• _PROBLEM DESCRIPTION_
Using the passage on poetry and the sacraments, explain why a modern worldview undermines belief in the sacraments.
[START OF SUPPLIED PASSAGE]
So why is there such a great disconnect among so many modern Catholics? And why can poetry help? Put simply: it is because poetry introduces students to a symbolic world that is a crucial precondition for belief in the sacraments. Oftentimes today we are trying to teach the faith to young people who possess a modern, relativistic worldview, but such an outlook undermines at its root the intrinsic nature of key elements of Catholicism, such as the sacraments.

In  A Secular Age, Charles Taylor describes the difference between the modern worldview and the sacramental worldview in terms of the origin of the meaning of things. In the modern worldview, “Things only have the meaning they do in that they awaken a certain response in us.”  In the pre-modern, sacramental worldview, “Meanings are not only in minds, but can reside in things, or in various kinds of extra-human but intra-cosmic subjects.”

A young person today growing up with a modern worldview often believes that the meaning in things is a projection of the mind. Things do not have meaning or significance in and of themselves; the only significance they may have is what we place there. Indeed, in this mind-set one can see the roots of issues such as the redefinition of marriage and transgenderism. In relation to the sacraments, by that understanding, the Eucharist is the body of Christ if you want it to be, but not if you don’t want it to be. The sacraments thus become only symbols with as much or as little meaning as we give them. Such a mindset is a death blow for faith.
[END OF SUPPLIED PASSAGE]
[START OF RECORDED INFORMATION]
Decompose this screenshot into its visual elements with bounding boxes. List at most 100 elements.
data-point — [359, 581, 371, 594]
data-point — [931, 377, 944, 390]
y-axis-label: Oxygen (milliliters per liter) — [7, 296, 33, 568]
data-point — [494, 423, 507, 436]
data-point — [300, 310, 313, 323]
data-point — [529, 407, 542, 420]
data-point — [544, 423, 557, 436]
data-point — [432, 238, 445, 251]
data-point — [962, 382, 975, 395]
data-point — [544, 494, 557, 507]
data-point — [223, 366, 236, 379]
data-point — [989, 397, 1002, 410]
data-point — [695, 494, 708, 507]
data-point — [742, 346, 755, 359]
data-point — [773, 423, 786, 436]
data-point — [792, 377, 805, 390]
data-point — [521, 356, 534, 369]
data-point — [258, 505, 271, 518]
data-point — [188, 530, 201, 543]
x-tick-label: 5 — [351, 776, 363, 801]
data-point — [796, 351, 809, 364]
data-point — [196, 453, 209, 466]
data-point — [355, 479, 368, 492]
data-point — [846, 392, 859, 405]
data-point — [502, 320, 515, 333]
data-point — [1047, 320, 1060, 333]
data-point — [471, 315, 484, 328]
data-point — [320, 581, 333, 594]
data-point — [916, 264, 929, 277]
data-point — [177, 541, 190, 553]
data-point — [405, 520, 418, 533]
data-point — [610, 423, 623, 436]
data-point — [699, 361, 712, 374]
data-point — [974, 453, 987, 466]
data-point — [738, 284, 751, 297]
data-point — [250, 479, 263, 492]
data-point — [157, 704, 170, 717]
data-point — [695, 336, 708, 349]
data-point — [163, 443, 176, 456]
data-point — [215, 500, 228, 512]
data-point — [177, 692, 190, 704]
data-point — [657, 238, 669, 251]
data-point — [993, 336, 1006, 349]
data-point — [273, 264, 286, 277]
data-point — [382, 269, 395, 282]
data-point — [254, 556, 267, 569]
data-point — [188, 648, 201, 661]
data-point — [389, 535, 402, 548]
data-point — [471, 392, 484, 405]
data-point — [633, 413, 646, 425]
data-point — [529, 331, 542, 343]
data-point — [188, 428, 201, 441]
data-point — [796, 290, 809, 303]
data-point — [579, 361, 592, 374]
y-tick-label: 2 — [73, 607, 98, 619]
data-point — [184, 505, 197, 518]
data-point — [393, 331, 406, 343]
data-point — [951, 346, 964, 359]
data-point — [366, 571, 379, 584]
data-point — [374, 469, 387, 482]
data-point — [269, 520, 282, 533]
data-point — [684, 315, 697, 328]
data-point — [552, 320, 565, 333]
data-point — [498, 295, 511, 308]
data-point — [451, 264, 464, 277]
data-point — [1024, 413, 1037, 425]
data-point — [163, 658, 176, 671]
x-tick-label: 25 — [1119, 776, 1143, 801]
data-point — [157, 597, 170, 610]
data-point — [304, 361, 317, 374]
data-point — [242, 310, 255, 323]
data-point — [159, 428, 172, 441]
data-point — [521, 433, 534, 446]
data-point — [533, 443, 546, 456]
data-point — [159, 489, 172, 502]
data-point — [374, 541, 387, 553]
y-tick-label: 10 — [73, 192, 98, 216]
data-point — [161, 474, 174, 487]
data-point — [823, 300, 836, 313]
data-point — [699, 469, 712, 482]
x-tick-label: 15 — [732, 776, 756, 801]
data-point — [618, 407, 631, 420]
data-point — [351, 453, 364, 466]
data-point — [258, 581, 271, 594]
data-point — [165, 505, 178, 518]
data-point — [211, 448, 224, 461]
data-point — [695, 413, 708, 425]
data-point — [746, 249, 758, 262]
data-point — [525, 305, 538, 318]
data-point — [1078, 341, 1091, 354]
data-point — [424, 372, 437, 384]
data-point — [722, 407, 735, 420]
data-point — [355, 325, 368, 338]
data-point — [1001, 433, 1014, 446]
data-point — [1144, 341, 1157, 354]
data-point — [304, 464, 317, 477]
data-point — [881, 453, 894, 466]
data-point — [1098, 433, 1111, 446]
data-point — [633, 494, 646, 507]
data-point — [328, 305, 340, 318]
[END OF RECORDED INFORMATION]
• _SOLVED PROBLEM_
In the modern worldview, meaning is a projection of the mind: things have no significance in themselves beyond what we place there. The Eucharist is then the body of Christ only if you want it to be, and the sacraments become mere symbols with as much or as little meaning as we give them.